GOAL → List every line in this data where the string "Laureates" occurs.

:::::

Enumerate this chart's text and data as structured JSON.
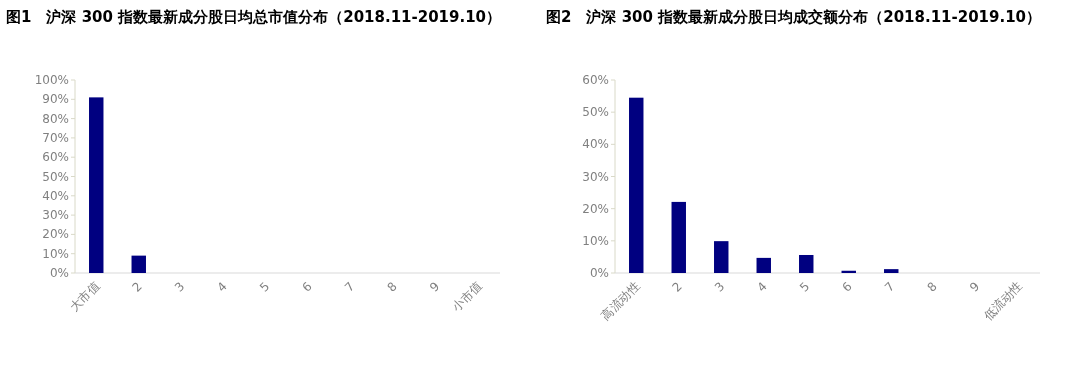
{
  "chart_data": [
    {
      "type": "bar",
      "title": "图1　沪深 300 指数最新成分股日均总市值分布（2018.11-2019.10）",
      "categories": [
        "大市值",
        "2",
        "3",
        "4",
        "5",
        "6",
        "7",
        "8",
        "9",
        "小市值"
      ],
      "values": [
        91,
        9,
        0,
        0,
        0,
        0,
        0,
        0,
        0,
        0
      ],
      "color": "#000080",
      "ylim": [
        0,
        100
      ],
      "yticks": [
        {
          "value": 0,
          "label": "0%"
        },
        {
          "value": 10,
          "label": "10%"
        },
        {
          "value": 20,
          "label": "20%"
        },
        {
          "value": 30,
          "label": "30%"
        },
        {
          "value": 40,
          "label": "40%"
        },
        {
          "value": 50,
          "label": "50%"
        },
        {
          "value": 60,
          "label": "60%"
        },
        {
          "value": 70,
          "label": "70%"
        },
        {
          "value": 80,
          "label": "80%"
        },
        {
          "value": 90,
          "label": "90%"
        },
        {
          "value": 100,
          "label": "100%"
        }
      ]
    },
    {
      "type": "bar",
      "title": "图2　沪深 300 指数最新成分股日均成交额分布（2018.11-2019.10）",
      "categories": [
        "高流动性",
        "2",
        "3",
        "4",
        "5",
        "6",
        "7",
        "8",
        "9",
        "低流动性"
      ],
      "values": [
        54.5,
        22.1,
        9.9,
        4.7,
        5.6,
        0.7,
        1.2,
        0,
        0,
        0
      ],
      "color": "#000080",
      "ylim": [
        0,
        60
      ],
      "yticks": [
        {
          "value": 0,
          "label": "0%"
        },
        {
          "value": 10,
          "label": "10%"
        },
        {
          "value": 20,
          "label": "20%"
        },
        {
          "value": 30,
          "label": "30%"
        },
        {
          "value": 40,
          "label": "40%"
        },
        {
          "value": 50,
          "label": "50%"
        },
        {
          "value": 60,
          "label": "60%"
        }
      ]
    }
  ]
}
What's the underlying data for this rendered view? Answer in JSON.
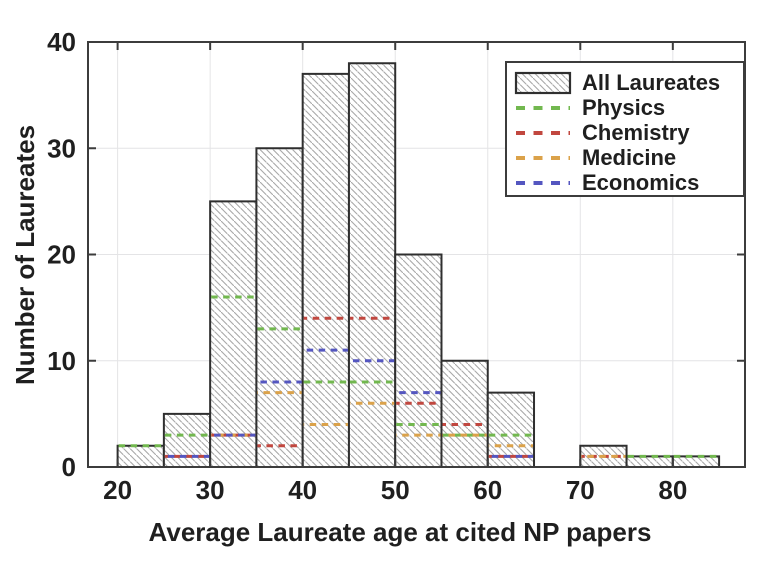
{
  "chart_data": {
    "type": "histogram",
    "title": "",
    "xlabel": "Average Laureate age at cited NP papers",
    "ylabel": "Number of Laureates",
    "bin_width": 5,
    "bin_starts": [
      20,
      25,
      30,
      35,
      40,
      45,
      50,
      55,
      60,
      65,
      70,
      75,
      80
    ],
    "xlim": [
      16.8,
      87.8
    ],
    "ylim": [
      0,
      40
    ],
    "xticks": [
      20,
      30,
      40,
      50,
      60,
      70,
      80
    ],
    "yticks": [
      0,
      10,
      20,
      30,
      40
    ],
    "grid": true,
    "legend_position": "top-right",
    "series": [
      {
        "name": "All Laureates",
        "render": "bar",
        "style": "hatched",
        "edge_color": "#2f2f2f",
        "hatch_color": "#a8a8a8",
        "values": [
          2,
          5,
          25,
          30,
          37,
          38,
          20,
          10,
          7,
          0,
          2,
          1,
          1
        ]
      },
      {
        "name": "Physics",
        "render": "dashed-step",
        "color": "#72b84f",
        "values": [
          2,
          3,
          16,
          13,
          8,
          8,
          4,
          3,
          3,
          0,
          0,
          1,
          1
        ]
      },
      {
        "name": "Chemistry",
        "render": "dashed-step",
        "color": "#c1473f",
        "values": [
          0,
          1,
          3,
          2,
          14,
          14,
          6,
          4,
          1,
          0,
          1,
          0,
          0
        ]
      },
      {
        "name": "Medicine",
        "render": "dashed-step",
        "color": "#dba24a",
        "values": [
          0,
          0,
          3,
          7,
          4,
          6,
          3,
          3,
          2,
          0,
          1,
          0,
          0
        ]
      },
      {
        "name": "Economics",
        "render": "dashed-step",
        "color": "#5456c0",
        "values": [
          0,
          1,
          3,
          8,
          11,
          10,
          7,
          0,
          1,
          0,
          0,
          0,
          0
        ]
      }
    ],
    "colors": {
      "axis": "#3c3c3c",
      "gridline": "#e4e4e6",
      "text": "#1f1f1f",
      "bar_fill": "#ffffff"
    }
  }
}
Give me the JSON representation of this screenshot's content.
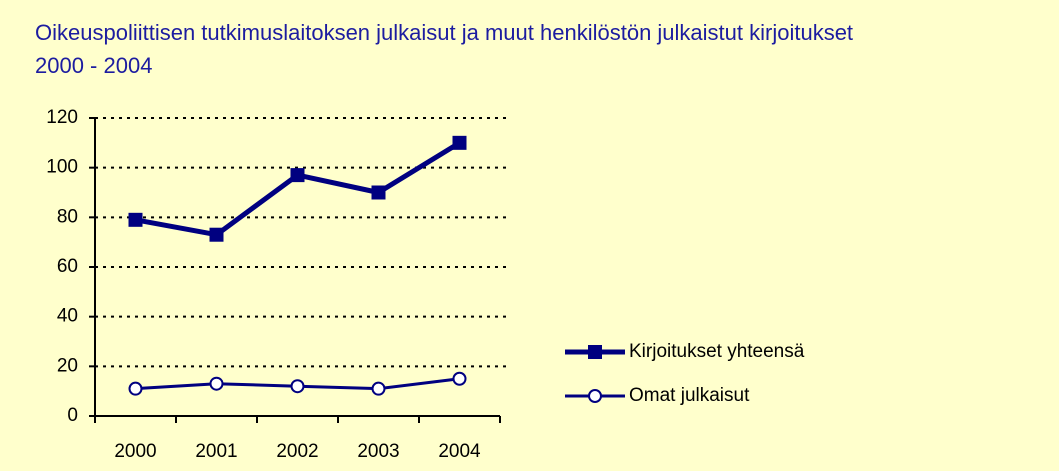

:::::

FINISHED EXERCISE →
    "ylabel": "Number of Laureates",
        "name": "All Laureates",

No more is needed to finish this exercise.